(Dataset items)
============================================================

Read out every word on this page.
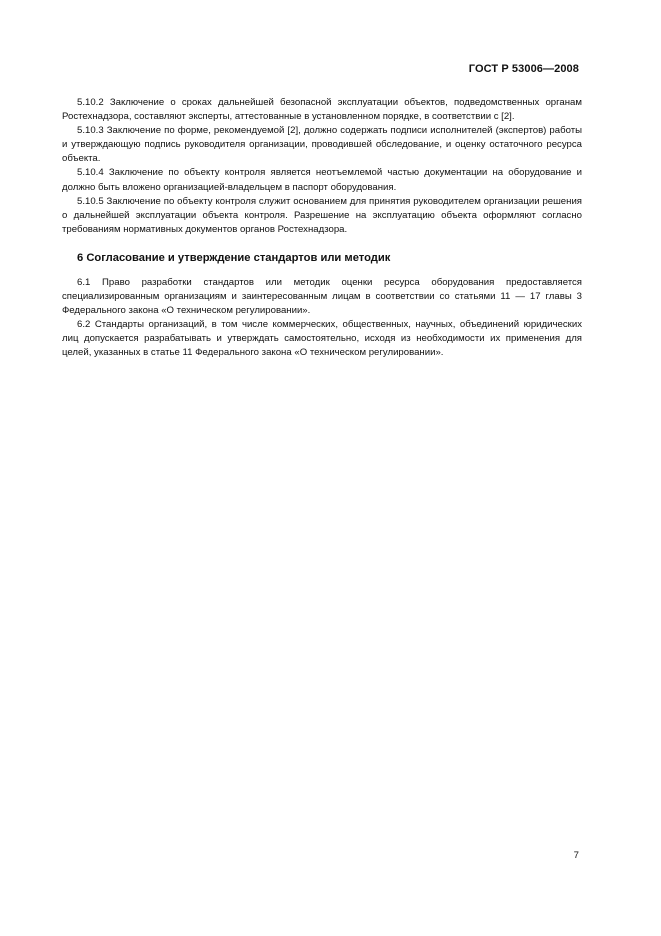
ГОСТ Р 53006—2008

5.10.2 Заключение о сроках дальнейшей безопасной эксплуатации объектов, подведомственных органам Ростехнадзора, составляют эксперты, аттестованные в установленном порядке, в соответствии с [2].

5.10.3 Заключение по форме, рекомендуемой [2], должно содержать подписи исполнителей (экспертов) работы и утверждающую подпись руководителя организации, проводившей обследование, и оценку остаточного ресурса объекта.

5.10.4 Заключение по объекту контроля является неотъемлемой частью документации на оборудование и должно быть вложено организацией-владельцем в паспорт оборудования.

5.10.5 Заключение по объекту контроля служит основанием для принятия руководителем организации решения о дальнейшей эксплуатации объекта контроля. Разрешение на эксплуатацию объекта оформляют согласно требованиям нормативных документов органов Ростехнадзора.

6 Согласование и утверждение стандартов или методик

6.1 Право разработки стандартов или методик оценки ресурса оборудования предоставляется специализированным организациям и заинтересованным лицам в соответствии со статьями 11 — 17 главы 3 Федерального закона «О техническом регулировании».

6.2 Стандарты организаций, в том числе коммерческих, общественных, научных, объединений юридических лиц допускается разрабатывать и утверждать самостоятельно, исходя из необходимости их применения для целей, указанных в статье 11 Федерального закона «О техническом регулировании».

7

============================================================

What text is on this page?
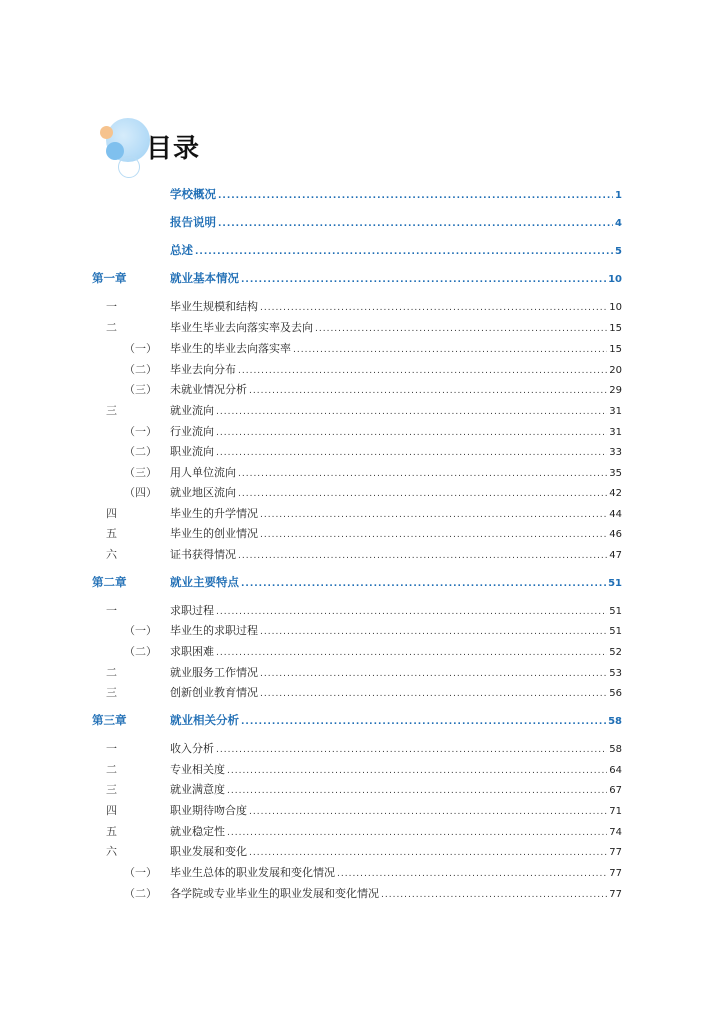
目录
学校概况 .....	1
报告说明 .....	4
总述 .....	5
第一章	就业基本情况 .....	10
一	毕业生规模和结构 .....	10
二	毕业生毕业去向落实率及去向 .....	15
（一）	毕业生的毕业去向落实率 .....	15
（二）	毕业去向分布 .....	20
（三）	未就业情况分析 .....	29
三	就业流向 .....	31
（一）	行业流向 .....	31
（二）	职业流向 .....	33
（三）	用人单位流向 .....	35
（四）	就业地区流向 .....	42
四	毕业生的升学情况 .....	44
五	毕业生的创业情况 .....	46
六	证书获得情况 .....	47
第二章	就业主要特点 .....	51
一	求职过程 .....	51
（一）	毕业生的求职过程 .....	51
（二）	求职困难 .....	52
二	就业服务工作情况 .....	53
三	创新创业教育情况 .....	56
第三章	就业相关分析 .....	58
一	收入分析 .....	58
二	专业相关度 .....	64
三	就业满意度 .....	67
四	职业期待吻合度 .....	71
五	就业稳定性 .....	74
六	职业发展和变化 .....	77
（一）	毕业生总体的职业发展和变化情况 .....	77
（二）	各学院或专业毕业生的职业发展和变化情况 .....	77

============================================================

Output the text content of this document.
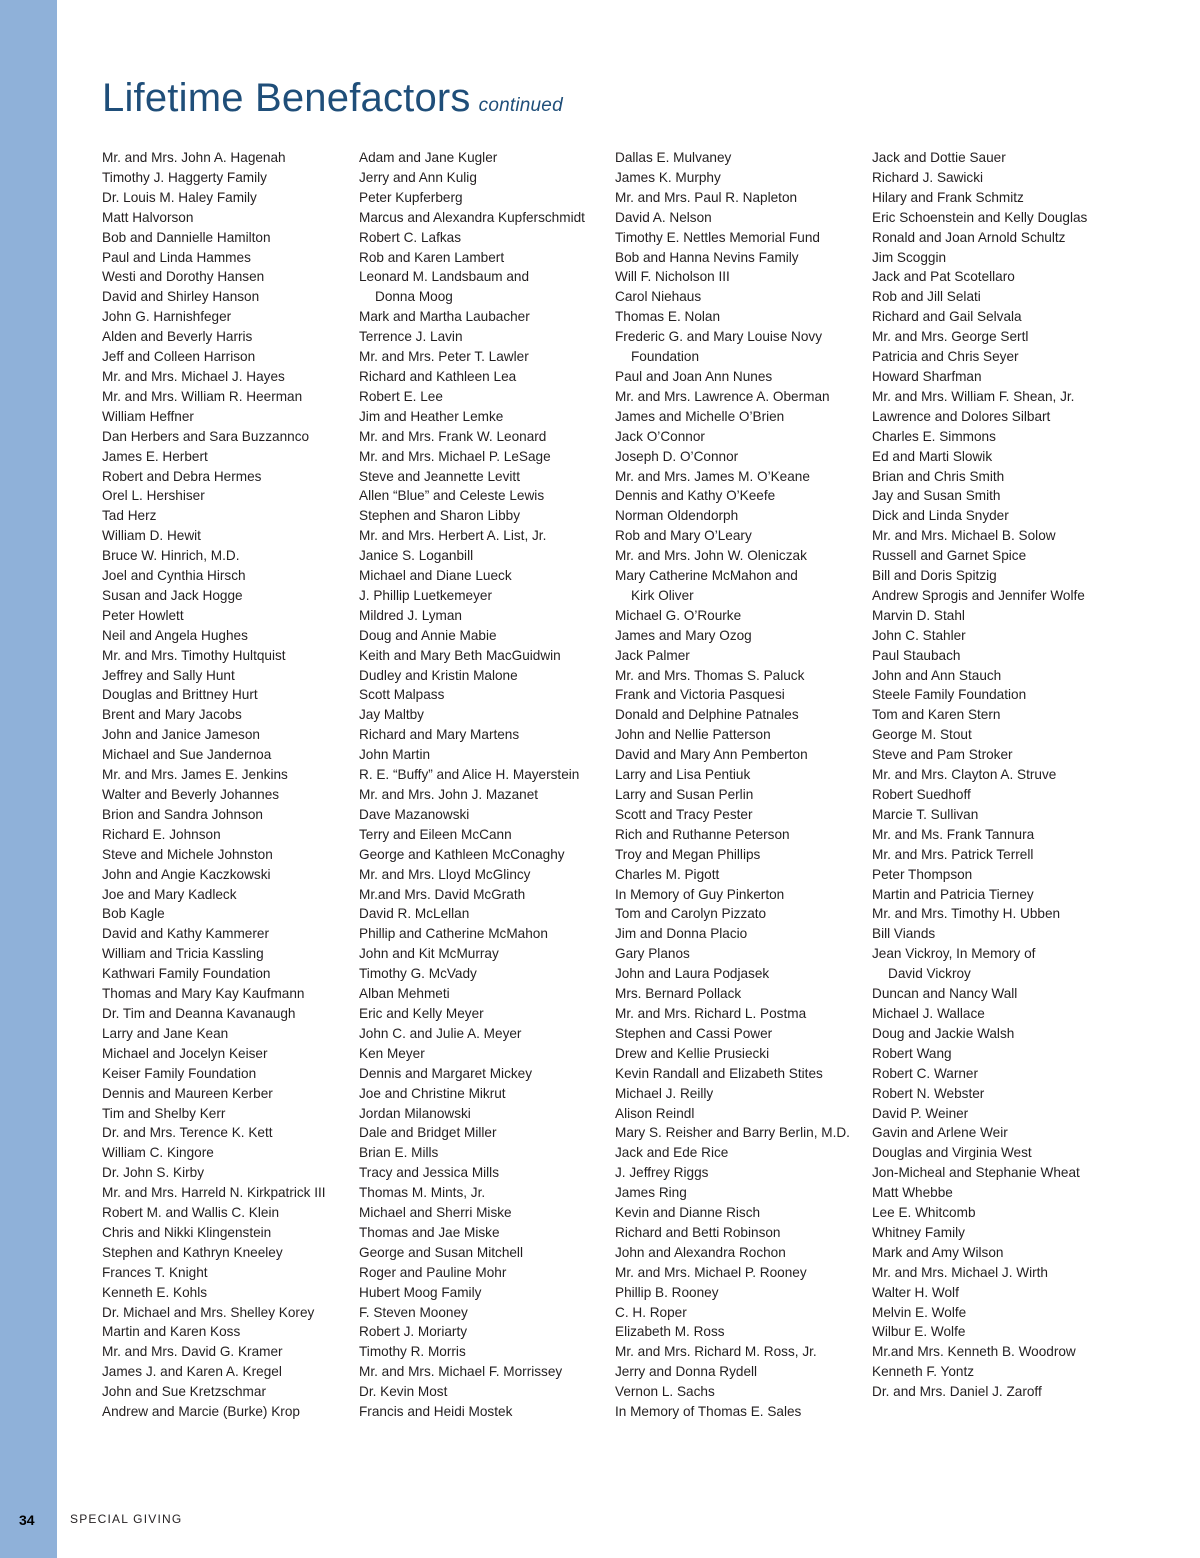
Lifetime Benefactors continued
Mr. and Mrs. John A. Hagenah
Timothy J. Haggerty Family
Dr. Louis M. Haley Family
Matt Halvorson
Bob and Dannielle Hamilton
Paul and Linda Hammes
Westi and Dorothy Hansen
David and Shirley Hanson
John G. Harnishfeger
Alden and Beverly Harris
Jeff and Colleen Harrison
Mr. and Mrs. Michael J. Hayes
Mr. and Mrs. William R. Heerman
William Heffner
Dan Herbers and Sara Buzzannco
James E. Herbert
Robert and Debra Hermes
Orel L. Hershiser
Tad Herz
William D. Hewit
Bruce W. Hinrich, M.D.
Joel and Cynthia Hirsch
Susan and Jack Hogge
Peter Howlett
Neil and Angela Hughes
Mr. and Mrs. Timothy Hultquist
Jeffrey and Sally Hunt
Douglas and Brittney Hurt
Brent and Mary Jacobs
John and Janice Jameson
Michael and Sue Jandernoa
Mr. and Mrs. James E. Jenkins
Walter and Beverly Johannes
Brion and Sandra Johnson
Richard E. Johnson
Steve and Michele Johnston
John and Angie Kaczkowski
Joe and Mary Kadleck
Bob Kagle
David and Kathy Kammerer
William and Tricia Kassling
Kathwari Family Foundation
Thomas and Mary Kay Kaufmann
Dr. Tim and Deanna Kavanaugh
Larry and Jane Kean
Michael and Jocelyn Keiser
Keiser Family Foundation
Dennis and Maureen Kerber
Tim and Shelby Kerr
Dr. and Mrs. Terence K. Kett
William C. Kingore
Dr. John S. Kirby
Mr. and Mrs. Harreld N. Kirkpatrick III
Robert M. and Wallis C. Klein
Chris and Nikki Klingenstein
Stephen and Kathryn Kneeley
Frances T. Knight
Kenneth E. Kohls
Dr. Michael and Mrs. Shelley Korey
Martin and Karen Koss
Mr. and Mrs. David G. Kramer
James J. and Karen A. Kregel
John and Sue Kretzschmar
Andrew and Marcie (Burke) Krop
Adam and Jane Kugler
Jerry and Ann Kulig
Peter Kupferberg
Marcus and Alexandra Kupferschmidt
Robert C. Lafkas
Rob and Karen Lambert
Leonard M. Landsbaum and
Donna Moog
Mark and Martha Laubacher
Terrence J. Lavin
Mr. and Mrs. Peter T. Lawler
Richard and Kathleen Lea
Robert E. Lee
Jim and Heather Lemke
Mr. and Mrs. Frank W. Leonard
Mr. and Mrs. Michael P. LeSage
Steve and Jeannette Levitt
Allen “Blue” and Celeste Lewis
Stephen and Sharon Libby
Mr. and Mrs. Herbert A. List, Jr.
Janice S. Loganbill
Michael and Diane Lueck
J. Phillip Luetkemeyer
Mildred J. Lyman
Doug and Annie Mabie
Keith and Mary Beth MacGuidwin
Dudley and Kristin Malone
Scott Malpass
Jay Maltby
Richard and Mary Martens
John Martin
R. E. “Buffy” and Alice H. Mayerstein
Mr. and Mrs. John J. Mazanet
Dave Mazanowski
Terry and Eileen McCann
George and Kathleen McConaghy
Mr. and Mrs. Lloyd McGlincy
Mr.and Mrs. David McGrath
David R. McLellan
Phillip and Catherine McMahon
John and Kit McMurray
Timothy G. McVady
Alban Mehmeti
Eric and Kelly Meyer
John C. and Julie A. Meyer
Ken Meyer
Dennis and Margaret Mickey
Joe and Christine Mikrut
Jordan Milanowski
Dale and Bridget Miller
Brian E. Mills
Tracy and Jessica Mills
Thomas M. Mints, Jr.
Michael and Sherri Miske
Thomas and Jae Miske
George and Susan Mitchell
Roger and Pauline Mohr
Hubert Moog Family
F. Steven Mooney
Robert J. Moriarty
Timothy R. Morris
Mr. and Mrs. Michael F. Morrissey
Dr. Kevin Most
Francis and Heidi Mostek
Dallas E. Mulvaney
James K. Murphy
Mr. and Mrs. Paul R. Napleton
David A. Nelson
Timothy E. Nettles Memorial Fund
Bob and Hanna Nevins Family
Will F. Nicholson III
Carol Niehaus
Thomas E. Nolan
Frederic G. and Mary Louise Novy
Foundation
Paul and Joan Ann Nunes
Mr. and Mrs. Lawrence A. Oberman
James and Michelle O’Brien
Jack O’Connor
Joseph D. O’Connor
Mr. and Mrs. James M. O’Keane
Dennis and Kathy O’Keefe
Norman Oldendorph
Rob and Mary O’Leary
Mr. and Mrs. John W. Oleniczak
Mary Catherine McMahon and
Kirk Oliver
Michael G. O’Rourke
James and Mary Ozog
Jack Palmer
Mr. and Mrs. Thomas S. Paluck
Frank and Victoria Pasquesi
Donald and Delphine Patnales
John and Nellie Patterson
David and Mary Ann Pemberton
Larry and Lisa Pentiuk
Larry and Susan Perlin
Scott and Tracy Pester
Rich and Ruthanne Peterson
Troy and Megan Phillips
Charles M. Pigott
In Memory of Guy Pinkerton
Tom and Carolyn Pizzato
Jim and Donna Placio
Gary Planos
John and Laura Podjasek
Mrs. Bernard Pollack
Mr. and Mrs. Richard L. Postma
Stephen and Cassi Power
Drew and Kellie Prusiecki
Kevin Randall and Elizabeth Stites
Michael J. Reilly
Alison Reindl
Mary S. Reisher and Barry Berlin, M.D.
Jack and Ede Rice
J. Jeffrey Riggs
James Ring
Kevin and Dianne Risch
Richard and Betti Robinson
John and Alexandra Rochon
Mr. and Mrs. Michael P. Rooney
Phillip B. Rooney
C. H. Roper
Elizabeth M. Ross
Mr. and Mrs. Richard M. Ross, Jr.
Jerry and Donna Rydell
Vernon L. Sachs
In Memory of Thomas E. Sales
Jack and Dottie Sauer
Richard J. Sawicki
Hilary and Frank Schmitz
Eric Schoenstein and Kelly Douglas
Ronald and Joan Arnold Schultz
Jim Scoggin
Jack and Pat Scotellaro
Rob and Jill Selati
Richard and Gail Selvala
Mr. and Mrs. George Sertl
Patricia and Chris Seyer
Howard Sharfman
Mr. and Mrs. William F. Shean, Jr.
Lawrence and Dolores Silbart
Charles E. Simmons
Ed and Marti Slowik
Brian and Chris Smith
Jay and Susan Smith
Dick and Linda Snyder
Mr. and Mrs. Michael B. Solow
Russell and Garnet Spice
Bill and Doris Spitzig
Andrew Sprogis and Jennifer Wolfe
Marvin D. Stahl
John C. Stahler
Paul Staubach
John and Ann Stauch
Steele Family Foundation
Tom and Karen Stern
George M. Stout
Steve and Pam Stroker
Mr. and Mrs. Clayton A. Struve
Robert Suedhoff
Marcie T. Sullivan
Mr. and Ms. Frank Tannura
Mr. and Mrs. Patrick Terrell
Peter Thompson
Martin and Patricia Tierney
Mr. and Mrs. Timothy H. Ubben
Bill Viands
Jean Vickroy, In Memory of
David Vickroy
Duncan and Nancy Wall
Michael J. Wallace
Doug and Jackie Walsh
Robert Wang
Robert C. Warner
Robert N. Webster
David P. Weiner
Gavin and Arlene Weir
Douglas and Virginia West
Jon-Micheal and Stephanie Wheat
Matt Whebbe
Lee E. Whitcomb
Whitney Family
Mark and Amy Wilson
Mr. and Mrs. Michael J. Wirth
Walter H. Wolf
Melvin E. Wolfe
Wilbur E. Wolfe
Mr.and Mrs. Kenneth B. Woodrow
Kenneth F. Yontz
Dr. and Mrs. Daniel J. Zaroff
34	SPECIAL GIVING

============================================================

CHALLENGE. Search the data above for the word "объекту", then gather each line in which it appears.

WRITTEN RESPONSE.
5.10.4 Заключение по объекту контроля является неотъемлемой частью документации на оборудование и должно быть вложено организацией-владельцем в паспорт оборудования.
5.10.5 Заключение по объекту контроля служит основанием для принятия руководителем организации решения о дальнейшей эксплуатации объекта контроля. Разрешение на эксплуатацию объекта оформляют согласно требованиям нормативных документов органов Ростехнадзора.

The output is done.